**EXERCISE**
The listing below is the input. Say how many of its lines contain "name", giving the number alone.
....
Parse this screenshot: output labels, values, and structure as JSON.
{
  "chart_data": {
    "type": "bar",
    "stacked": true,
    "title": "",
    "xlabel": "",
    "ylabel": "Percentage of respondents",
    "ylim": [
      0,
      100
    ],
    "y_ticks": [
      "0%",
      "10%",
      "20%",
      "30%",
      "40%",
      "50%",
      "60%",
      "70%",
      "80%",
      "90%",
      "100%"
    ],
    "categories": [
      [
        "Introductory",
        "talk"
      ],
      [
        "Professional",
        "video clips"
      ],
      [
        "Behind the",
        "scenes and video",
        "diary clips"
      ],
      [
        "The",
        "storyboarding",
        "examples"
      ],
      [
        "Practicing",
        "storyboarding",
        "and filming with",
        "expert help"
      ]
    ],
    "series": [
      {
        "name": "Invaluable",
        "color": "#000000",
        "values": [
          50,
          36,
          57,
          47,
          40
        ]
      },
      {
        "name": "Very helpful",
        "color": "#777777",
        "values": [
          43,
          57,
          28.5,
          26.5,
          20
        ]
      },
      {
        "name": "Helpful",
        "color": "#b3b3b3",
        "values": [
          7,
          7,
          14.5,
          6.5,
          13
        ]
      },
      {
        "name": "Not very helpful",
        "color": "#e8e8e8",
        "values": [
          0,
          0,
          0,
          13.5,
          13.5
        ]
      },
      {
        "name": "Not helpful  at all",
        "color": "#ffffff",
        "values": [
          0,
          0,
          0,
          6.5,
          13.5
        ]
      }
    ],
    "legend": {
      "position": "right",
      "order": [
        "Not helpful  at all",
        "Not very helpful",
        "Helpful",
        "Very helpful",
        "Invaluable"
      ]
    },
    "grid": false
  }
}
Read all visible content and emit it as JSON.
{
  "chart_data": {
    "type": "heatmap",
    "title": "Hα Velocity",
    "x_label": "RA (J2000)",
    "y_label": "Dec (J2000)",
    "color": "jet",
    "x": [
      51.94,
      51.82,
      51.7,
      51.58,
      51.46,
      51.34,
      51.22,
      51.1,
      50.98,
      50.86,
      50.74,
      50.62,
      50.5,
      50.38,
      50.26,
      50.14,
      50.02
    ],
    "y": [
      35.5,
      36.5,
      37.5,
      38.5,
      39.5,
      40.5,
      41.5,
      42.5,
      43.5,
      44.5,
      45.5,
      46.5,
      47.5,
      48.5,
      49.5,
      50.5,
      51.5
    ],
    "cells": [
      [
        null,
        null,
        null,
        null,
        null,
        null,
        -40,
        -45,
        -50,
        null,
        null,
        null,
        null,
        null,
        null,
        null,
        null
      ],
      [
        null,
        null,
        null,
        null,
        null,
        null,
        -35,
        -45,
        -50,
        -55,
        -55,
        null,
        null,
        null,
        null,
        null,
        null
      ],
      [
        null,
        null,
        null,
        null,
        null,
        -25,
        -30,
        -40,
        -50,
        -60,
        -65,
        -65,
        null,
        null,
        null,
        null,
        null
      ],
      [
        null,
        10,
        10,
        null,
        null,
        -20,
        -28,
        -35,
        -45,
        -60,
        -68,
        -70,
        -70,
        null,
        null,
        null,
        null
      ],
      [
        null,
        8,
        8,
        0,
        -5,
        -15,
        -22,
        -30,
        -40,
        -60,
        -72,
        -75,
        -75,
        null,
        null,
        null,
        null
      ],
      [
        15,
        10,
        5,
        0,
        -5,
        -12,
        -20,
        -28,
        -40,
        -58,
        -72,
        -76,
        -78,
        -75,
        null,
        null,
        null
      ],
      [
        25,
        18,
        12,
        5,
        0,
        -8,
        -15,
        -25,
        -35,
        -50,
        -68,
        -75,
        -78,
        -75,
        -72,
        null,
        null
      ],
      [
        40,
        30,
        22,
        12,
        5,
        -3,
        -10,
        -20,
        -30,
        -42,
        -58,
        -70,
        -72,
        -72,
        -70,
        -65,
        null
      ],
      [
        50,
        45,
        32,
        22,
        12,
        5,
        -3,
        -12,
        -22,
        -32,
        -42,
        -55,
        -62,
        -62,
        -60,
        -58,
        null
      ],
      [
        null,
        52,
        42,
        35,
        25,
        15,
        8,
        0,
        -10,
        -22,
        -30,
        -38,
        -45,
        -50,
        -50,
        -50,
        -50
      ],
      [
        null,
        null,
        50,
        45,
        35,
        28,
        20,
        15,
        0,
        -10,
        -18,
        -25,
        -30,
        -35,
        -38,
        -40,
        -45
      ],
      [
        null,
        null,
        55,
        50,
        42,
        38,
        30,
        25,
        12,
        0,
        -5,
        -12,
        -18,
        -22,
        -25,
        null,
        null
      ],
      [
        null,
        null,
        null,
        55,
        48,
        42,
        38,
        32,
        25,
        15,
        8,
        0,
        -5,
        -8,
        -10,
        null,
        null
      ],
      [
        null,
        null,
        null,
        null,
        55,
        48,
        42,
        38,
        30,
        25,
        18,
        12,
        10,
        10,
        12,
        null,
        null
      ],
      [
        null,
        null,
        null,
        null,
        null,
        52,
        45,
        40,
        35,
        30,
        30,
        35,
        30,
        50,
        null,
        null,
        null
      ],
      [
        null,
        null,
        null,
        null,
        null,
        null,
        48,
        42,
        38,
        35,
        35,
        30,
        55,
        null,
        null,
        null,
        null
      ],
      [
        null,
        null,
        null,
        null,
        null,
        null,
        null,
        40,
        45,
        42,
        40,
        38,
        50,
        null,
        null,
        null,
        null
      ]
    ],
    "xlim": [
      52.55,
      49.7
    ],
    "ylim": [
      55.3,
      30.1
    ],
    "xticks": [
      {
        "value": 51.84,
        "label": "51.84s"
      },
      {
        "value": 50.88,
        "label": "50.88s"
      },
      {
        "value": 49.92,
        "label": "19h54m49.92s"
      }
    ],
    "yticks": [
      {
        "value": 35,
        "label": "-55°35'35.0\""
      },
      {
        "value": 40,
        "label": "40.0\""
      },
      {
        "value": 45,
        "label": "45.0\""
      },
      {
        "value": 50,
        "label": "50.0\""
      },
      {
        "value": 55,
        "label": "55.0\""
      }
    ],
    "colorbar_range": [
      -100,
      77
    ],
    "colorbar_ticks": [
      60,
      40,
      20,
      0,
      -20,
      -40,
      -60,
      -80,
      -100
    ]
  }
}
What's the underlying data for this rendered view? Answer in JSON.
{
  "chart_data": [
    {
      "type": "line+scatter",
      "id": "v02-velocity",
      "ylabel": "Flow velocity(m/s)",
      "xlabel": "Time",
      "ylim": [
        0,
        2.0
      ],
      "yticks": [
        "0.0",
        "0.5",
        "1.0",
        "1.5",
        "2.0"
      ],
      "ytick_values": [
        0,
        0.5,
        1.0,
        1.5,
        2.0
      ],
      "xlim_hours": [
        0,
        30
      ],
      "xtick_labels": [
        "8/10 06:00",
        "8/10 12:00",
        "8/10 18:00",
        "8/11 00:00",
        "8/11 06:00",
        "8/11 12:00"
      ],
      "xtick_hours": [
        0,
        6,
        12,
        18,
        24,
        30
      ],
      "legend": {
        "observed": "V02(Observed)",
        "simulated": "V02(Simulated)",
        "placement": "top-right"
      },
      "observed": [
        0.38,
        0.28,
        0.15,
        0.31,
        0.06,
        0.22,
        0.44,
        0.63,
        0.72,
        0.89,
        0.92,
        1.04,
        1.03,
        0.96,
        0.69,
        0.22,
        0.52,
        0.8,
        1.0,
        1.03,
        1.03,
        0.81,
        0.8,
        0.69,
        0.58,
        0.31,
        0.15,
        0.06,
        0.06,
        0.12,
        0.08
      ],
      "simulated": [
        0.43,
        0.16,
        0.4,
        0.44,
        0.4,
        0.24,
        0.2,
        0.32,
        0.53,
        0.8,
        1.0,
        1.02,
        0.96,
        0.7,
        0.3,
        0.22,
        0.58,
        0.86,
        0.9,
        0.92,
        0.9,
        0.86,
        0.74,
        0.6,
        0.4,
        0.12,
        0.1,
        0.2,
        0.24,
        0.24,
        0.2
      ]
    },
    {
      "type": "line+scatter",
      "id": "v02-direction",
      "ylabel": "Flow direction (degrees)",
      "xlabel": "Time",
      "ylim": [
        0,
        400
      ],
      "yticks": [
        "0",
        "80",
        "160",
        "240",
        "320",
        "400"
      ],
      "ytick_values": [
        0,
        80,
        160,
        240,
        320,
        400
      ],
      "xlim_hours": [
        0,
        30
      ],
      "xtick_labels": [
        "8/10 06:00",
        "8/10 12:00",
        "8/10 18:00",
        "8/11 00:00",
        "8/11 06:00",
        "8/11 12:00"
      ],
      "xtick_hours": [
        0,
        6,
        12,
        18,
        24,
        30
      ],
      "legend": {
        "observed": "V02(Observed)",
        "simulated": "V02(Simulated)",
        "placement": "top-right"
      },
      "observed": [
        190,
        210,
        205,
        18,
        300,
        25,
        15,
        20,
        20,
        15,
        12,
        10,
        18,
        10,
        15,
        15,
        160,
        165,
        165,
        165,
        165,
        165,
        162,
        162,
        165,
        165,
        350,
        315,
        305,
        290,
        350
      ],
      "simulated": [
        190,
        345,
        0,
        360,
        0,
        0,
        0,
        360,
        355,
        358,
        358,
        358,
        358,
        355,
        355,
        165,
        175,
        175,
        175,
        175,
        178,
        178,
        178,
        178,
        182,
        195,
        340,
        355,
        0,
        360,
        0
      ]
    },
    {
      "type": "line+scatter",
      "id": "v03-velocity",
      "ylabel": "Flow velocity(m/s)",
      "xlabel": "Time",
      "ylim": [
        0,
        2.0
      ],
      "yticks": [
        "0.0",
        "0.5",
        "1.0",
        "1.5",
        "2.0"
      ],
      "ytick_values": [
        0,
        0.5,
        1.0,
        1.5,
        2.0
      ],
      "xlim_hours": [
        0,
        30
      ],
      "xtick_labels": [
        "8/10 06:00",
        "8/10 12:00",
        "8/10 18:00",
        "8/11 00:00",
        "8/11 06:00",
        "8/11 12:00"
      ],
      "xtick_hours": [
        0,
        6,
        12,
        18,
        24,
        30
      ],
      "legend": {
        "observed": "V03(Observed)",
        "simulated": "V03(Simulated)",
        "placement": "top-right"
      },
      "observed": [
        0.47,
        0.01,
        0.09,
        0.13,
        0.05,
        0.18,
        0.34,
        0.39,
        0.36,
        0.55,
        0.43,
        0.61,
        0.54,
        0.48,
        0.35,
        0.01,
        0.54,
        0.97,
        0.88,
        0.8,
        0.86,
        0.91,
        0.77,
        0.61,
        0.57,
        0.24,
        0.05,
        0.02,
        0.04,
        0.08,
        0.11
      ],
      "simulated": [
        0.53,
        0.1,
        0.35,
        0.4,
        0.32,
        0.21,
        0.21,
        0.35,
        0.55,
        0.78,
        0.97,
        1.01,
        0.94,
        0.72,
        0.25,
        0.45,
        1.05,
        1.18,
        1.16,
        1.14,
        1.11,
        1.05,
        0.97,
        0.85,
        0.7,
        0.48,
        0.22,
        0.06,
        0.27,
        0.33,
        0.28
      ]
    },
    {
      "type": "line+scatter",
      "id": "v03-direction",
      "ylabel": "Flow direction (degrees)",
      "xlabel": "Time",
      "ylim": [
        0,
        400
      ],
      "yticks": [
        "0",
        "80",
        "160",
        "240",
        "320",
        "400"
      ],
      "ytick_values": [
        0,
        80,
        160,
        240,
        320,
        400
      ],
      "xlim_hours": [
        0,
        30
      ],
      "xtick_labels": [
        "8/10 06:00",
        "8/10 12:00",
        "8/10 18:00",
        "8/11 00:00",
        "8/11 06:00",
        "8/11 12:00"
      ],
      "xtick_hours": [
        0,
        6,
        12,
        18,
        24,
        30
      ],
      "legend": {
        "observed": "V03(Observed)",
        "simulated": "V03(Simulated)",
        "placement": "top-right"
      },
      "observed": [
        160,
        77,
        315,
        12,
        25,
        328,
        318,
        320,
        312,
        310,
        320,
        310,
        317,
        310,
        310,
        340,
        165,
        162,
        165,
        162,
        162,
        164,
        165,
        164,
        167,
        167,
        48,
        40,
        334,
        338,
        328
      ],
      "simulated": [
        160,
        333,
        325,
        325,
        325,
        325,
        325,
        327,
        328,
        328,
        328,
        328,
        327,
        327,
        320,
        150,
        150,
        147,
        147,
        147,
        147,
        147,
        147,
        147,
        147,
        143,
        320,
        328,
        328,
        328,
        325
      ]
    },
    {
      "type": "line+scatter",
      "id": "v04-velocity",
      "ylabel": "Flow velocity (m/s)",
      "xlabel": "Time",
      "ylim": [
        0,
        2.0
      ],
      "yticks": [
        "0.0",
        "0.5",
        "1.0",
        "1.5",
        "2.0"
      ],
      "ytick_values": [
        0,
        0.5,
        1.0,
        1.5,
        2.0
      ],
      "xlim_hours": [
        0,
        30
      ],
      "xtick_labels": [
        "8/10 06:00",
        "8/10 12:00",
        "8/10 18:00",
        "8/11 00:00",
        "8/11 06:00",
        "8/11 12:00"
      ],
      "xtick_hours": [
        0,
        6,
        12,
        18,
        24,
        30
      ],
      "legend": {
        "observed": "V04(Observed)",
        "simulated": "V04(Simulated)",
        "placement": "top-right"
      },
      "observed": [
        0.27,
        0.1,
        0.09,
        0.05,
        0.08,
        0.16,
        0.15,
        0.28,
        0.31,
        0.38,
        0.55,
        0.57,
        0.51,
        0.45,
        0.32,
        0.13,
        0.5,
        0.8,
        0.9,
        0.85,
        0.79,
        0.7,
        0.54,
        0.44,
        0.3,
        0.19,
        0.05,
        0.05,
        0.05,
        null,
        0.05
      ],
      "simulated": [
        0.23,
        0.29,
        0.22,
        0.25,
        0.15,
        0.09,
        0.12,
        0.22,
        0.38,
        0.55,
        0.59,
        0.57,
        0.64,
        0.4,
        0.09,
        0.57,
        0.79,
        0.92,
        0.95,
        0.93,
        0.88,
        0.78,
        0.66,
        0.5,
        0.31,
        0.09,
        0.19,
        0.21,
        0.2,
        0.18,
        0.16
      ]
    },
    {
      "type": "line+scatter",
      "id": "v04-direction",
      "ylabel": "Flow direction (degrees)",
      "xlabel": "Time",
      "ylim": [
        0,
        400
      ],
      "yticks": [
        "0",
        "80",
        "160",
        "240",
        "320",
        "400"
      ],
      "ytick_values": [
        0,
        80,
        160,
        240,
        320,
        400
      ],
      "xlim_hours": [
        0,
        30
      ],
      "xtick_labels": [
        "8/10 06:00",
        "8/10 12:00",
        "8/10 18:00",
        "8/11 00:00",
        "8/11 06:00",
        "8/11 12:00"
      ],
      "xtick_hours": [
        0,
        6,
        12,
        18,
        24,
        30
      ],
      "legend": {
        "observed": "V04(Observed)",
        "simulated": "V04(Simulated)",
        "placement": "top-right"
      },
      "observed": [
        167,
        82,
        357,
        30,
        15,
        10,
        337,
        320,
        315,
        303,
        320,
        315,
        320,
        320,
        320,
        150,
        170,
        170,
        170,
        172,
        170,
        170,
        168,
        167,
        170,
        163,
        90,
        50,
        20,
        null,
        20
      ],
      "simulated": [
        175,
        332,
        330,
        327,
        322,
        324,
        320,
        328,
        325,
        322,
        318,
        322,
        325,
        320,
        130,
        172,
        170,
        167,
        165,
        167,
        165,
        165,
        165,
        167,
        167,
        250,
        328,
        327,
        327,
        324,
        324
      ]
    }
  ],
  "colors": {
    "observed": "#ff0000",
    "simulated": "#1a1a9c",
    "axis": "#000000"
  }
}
....
**RESULT OF THE TASK**
5